- Objective -
Omit every picture and write out the rest of the records exactly.
* Begin Material for the task *
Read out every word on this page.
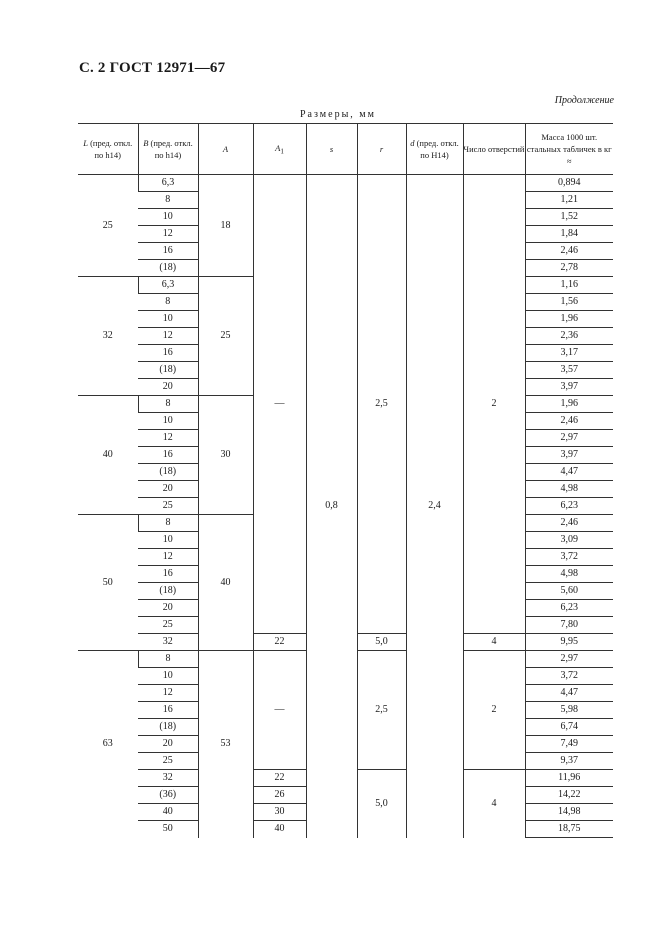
С. 2 ГОСТ 12971—67
Продолжение
Размеры, мм
L (пред. откл. по h14)	B (пред. откл. по h14)	A	$A_1$	s	r	d (пред. откл. по H14)	Число отверстий	Масса 1000 шт. стальных табличек в кг ≈
25	6,3	18	—	0,8	2,5	2,4	2	0,894
	8							1,21
	10							1,52
	12							1,84
	16							2,46
	(18)							2,78
32	6,3	25						1,16
	8							1,56
	10							1,96
	12							2,36
	16							3,17
	(18)							3,57
	20							3,97
40	8	30						1,96
	10							2,46
	12							2,97
	16							3,97
	(18)							4,47
	20							4,98
	25							6,23
50	8	40						2,46
	10							3,09
	12							3,72
	16							4,98
	(18)							5,60
	20							6,23
	25							7,80
	32		22		5,0		4	9,95
63	8	53	—		2,5		2	2,97
	10							3,72
	12							4,47
	16							5,98
	(18)							6,74
	20							7,49
	25							9,37
	32		22		5,0		4	11,96
	(36)		26					14,22
	40		30					14,98
	50		40					18,75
* End Material for the task *
- Result of this exercise -
Read out every word on this page.
С. 2 ГОСТ 12971—67
Продолжение
Размеры, мм
L (пред. откл. по h14)	B (пред. откл. по h14)	A	$A_1$	s	r	d (пред. откл. по H14)	Число отверстий	Масса 1000 шт. стальных табличек в кг ≈
25	6,3	18	—	0,8	2,5	2,4	2	0,894
	8							1,21
	10							1,52
	12							1,84
	16							2,46
	(18)							2,78
32	6,3	25						1,16
	8							1,56
	10							1,96
	12							2,36
	16							3,17
	(18)							3,57
	20							3,97
40	8	30						1,96
	10							2,46
	12							2,97
	16							3,97
	(18)							4,47
	20							4,98
	25							6,23
50	8	40						2,46
	10							3,09
	12							3,72
	16							4,98
	(18)							5,60
	20							6,23
	25							7,80
	32		22		5,0		4	9,95
63	8	53	—		2,5		2	2,97
	10							3,72
	12							4,47
	16							5,98
	(18)							6,74
	20							7,49
	25							9,37
	32		22		5,0		4	11,96
	(36)		26					14,22
	40		30					14,98
	50		40					18,75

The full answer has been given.